**EXERCISE MATERIAL:**
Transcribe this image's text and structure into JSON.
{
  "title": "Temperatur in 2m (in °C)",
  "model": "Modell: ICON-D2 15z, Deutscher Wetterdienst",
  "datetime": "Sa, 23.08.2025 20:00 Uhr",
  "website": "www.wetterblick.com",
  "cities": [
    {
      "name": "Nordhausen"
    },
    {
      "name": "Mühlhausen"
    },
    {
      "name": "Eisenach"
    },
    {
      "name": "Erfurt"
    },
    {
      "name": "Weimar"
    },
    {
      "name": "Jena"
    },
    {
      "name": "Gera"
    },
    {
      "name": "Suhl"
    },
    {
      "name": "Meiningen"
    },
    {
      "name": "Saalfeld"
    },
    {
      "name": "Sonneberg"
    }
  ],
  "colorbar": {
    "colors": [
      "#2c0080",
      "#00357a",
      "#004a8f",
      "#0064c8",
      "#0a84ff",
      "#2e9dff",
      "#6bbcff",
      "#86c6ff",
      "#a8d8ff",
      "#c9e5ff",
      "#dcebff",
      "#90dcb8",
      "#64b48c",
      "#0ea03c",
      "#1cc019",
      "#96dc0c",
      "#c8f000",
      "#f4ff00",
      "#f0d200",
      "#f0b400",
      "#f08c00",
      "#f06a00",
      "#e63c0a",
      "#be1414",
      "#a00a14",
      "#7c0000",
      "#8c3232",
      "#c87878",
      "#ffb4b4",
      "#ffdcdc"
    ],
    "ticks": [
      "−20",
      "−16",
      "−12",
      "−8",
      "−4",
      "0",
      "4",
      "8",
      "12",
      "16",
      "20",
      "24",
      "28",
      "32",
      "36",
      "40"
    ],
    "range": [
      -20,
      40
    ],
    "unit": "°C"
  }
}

**YOUR TASK:** Copy out the whole listing exactly.

**COMPLETED EXERCISE:**
Transcribe this image's text and structure into JSON.
{
  "title": "Temperatur in 2m (in °C)",
  "model": "Modell: ICON-D2 15z, Deutscher Wetterdienst",
  "datetime": "Sa, 23.08.2025 20:00 Uhr",
  "website": "www.wetterblick.com",
  "cities": [
    {
      "name": "Nordhausen"
    },
    {
      "name": "Mühlhausen"
    },
    {
      "name": "Eisenach"
    },
    {
      "name": "Erfurt"
    },
    {
      "name": "Weimar"
    },
    {
      "name": "Jena"
    },
    {
      "name": "Gera"
    },
    {
      "name": "Suhl"
    },
    {
      "name": "Meiningen"
    },
    {
      "name": "Saalfeld"
    },
    {
      "name": "Sonneberg"
    }
  ],
  "colorbar": {
    "colors": [
      "#2c0080",
      "#00357a",
      "#004a8f",
      "#0064c8",
      "#0a84ff",
      "#2e9dff",
      "#6bbcff",
      "#86c6ff",
      "#a8d8ff",
      "#c9e5ff",
      "#dcebff",
      "#90dcb8",
      "#64b48c",
      "#0ea03c",
      "#1cc019",
      "#96dc0c",
      "#c8f000",
      "#f4ff00",
      "#f0d200",
      "#f0b400",
      "#f08c00",
      "#f06a00",
      "#e63c0a",
      "#be1414",
      "#a00a14",
      "#7c0000",
      "#8c3232",
      "#c87878",
      "#ffb4b4",
      "#ffdcdc"
    ],
    "ticks": [
      "−20",
      "−16",
      "−12",
      "−8",
      "−4",
      "0",
      "4",
      "8",
      "12",
      "16",
      "20",
      "24",
      "28",
      "32",
      "36",
      "40"
    ],
    "range": [
      -20,
      40
    ],
    "unit": "°C"
  }
}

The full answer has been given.